[YOUR GOAL]
Pull out each line in the entries below that contains the word "center".

** BEGIN LISTED RECORDS **

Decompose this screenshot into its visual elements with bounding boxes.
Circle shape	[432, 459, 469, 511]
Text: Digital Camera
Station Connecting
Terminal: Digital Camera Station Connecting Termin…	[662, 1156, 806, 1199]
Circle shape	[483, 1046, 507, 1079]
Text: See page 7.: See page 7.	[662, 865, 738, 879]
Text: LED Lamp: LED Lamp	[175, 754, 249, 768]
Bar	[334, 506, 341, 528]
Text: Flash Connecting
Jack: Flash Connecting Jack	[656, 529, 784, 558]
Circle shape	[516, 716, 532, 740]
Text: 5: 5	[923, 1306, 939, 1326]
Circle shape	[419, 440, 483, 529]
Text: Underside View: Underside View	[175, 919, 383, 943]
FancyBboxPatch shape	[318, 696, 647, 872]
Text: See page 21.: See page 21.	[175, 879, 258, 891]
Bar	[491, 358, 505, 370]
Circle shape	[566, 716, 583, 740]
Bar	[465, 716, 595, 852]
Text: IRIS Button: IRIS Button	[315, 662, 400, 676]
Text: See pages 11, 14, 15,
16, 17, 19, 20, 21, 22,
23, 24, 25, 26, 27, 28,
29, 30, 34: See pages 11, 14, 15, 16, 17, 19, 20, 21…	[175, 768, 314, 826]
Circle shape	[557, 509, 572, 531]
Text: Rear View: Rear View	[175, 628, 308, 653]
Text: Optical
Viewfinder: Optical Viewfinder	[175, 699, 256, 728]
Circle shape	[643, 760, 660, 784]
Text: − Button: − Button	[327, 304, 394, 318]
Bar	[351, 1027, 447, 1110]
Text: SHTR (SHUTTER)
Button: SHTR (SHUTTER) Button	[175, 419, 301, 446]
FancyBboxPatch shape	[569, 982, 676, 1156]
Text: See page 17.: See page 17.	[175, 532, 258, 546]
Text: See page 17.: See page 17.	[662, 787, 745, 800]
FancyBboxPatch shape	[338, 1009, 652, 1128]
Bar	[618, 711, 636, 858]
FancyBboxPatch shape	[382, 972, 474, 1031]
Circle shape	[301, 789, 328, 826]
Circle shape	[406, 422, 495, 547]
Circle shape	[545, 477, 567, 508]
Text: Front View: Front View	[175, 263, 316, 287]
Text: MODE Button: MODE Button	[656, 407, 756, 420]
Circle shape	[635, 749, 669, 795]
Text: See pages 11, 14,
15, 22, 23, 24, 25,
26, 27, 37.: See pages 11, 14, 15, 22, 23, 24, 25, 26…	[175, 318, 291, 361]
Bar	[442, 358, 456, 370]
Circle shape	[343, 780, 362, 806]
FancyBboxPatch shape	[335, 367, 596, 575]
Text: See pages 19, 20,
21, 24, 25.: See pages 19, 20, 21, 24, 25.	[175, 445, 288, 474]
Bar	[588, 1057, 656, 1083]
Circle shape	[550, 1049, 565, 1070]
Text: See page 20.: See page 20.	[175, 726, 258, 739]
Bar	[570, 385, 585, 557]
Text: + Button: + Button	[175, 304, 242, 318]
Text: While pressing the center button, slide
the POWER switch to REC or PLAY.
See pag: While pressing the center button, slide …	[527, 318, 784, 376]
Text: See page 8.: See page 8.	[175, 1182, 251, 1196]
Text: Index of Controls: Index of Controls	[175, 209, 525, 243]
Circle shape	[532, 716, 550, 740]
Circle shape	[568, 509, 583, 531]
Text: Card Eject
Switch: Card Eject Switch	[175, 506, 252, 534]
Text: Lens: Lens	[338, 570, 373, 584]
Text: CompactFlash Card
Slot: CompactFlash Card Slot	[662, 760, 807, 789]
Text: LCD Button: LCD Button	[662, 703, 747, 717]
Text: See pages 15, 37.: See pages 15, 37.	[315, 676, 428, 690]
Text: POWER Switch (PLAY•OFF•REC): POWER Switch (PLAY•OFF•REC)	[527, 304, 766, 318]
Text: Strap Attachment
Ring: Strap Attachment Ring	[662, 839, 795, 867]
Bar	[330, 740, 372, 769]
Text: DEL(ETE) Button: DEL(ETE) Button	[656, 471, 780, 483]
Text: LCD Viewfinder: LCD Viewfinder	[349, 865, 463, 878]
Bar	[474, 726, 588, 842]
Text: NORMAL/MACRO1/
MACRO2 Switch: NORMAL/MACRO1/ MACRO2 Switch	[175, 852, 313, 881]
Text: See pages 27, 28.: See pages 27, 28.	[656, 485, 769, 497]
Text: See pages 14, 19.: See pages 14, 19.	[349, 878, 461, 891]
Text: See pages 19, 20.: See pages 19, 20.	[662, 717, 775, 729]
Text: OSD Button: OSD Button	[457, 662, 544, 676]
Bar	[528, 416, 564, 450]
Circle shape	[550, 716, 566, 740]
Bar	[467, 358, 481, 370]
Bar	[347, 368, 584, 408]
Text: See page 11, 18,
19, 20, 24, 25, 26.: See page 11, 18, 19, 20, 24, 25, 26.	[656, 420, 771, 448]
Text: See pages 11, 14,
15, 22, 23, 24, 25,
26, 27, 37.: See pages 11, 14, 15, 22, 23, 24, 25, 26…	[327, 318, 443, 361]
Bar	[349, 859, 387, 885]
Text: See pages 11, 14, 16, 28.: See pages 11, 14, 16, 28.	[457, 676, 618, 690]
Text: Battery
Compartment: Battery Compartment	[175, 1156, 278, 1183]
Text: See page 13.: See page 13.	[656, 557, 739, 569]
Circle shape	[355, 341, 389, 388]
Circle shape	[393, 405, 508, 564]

** END LISTED RECORDS **

[SOLVED EXERCISE]
Text: While pressing the center button, slide
See pag: While pressing the center button, slide …	[527, 318, 784, 376]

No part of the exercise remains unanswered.